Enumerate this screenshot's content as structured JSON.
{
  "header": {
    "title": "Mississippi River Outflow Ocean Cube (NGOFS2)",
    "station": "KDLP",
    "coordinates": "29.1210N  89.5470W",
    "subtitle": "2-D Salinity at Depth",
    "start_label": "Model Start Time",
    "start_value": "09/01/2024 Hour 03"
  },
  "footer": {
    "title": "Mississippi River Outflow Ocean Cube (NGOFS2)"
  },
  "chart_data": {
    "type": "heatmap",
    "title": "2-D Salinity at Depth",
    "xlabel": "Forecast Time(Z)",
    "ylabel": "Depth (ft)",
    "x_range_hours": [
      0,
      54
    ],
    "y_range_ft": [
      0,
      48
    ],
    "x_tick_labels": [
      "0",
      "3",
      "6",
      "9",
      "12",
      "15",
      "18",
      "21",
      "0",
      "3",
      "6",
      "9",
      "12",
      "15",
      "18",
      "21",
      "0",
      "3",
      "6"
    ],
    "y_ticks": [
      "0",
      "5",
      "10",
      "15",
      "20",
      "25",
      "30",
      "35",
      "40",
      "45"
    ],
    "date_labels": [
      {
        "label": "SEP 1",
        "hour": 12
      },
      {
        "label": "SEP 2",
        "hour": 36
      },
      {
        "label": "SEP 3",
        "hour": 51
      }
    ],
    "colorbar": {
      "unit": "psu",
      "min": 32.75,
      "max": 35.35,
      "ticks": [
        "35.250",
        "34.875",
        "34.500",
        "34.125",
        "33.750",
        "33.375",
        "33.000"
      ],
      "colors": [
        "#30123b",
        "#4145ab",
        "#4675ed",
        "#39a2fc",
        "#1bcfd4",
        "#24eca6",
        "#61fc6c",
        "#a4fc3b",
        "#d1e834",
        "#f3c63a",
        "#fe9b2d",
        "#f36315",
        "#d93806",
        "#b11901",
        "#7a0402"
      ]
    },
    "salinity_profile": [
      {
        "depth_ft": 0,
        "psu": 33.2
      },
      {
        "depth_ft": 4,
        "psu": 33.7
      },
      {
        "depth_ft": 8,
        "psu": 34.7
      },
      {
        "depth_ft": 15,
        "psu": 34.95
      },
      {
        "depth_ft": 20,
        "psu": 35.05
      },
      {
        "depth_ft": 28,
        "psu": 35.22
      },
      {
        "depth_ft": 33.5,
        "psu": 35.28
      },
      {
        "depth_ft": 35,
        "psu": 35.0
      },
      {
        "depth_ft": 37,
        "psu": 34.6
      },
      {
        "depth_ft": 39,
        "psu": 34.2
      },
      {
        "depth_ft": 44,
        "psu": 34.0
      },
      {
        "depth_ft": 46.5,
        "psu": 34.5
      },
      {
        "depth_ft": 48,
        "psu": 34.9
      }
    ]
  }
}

****************************************

OBJECTIVE:
Output the full listing without altering anything.

FINAL RESULT:
Enumerate this screenshot's content as structured JSON.
{
  "header": {
    "title": "Mississippi River Outflow Ocean Cube (NGOFS2)",
    "station": "KDLP",
    "coordinates": "29.1210N  89.5470W",
    "subtitle": "2-D Salinity at Depth",
    "start_label": "Model Start Time",
    "start_value": "09/01/2024 Hour 03"
  },
  "footer": {
    "title": "Mississippi River Outflow Ocean Cube (NGOFS2)"
  },
  "chart_data": {
    "type": "heatmap",
    "title": "2-D Salinity at Depth",
    "xlabel": "Forecast Time(Z)",
    "ylabel": "Depth (ft)",
    "x_range_hours": [
      0,
      54
    ],
    "y_range_ft": [
      0,
      48
    ],
    "x_tick_labels": [
      "0",
      "3",
      "6",
      "9",
      "12",
      "15",
      "18",
      "21",
      "0",
      "3",
      "6",
      "9",
      "12",
      "15",
      "18",
      "21",
      "0",
      "3",
      "6"
    ],
    "y_ticks": [
      "0",
      "5",
      "10",
      "15",
      "20",
      "25",
      "30",
      "35",
      "40",
      "45"
    ],
    "date_labels": [
      {
        "label": "SEP 1",
        "hour": 12
      },
      {
        "label": "SEP 2",
        "hour": 36
      },
      {
        "label": "SEP 3",
        "hour": 51
      }
    ],
    "colorbar": {
      "unit": "psu",
      "min": 32.75,
      "max": 35.35,
      "ticks": [
        "35.250",
        "34.875",
        "34.500",
        "34.125",
        "33.750",
        "33.375",
        "33.000"
      ],
      "colors": [
        "#30123b",
        "#4145ab",
        "#4675ed",
        "#39a2fc",
        "#1bcfd4",
        "#24eca6",
        "#61fc6c",
        "#a4fc3b",
        "#d1e834",
        "#f3c63a",
        "#fe9b2d",
        "#f36315",
        "#d93806",
        "#b11901",
        "#7a0402"
      ]
    },
    "salinity_profile": [
      {
        "depth_ft": 0,
        "psu": 33.2
      },
      {
        "depth_ft": 4,
        "psu": 33.7
      },
      {
        "depth_ft": 8,
        "psu": 34.7
      },
      {
        "depth_ft": 15,
        "psu": 34.95
      },
      {
        "depth_ft": 20,
        "psu": 35.05
      },
      {
        "depth_ft": 28,
        "psu": 35.22
      },
      {
        "depth_ft": 33.5,
        "psu": 35.28
      },
      {
        "depth_ft": 35,
        "psu": 35.0
      },
      {
        "depth_ft": 37,
        "psu": 34.6
      },
      {
        "depth_ft": 39,
        "psu": 34.2
      },
      {
        "depth_ft": 44,
        "psu": 34.0
      },
      {
        "depth_ft": 46.5,
        "psu": 34.5
      },
      {
        "depth_ft": 48,
        "psu": 34.9
      }
    ]
  }
}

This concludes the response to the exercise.